Problem details ▸ Transcribe every line exactly. Leave the pictures behind.

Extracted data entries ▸
# # # # # # #

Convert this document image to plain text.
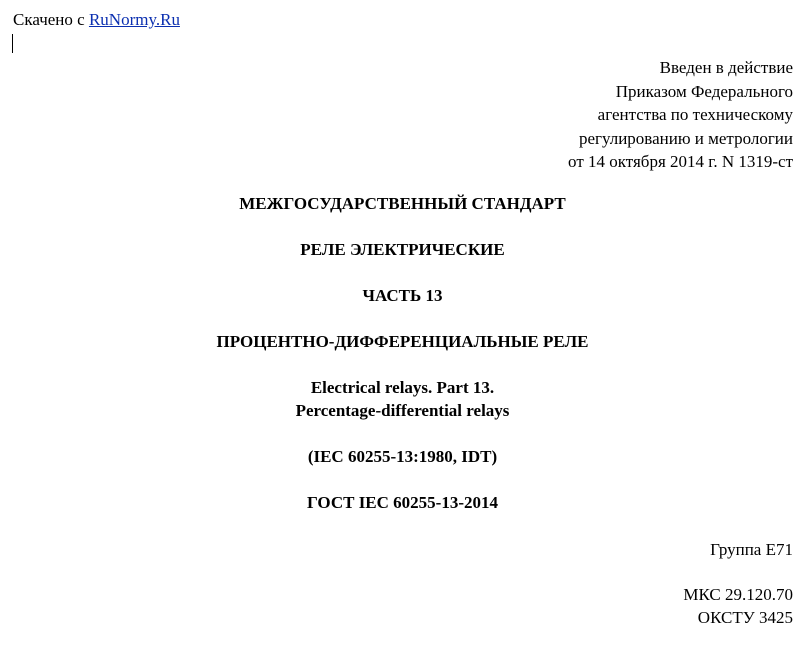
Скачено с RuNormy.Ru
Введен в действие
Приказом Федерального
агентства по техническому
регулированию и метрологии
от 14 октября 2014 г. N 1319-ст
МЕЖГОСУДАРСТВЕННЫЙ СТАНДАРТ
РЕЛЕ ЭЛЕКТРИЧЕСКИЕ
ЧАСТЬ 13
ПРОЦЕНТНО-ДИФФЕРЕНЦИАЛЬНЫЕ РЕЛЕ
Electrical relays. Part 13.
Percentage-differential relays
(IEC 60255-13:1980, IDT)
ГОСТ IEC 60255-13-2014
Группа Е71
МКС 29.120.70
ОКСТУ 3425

# # # # # # #

Task answer ▸
Convert this document image to plain text.
Скачено с RuNormy.Ru
Введен в действие
Приказом Федерального
агентства по техническому
регулированию и метрологии
от 14 октября 2014 г. N 1319-ст
МЕЖГОСУДАРСТВЕННЫЙ СТАНДАРТ
РЕЛЕ ЭЛЕКТРИЧЕСКИЕ
ЧАСТЬ 13
ПРОЦЕНТНО-ДИФФЕРЕНЦИАЛЬНЫЕ РЕЛЕ
Electrical relays. Part 13.
Percentage-differential relays
(IEC 60255-13:1980, IDT)
ГОСТ IEC 60255-13-2014
Группа Е71
МКС 29.120.70
ОКСТУ 3425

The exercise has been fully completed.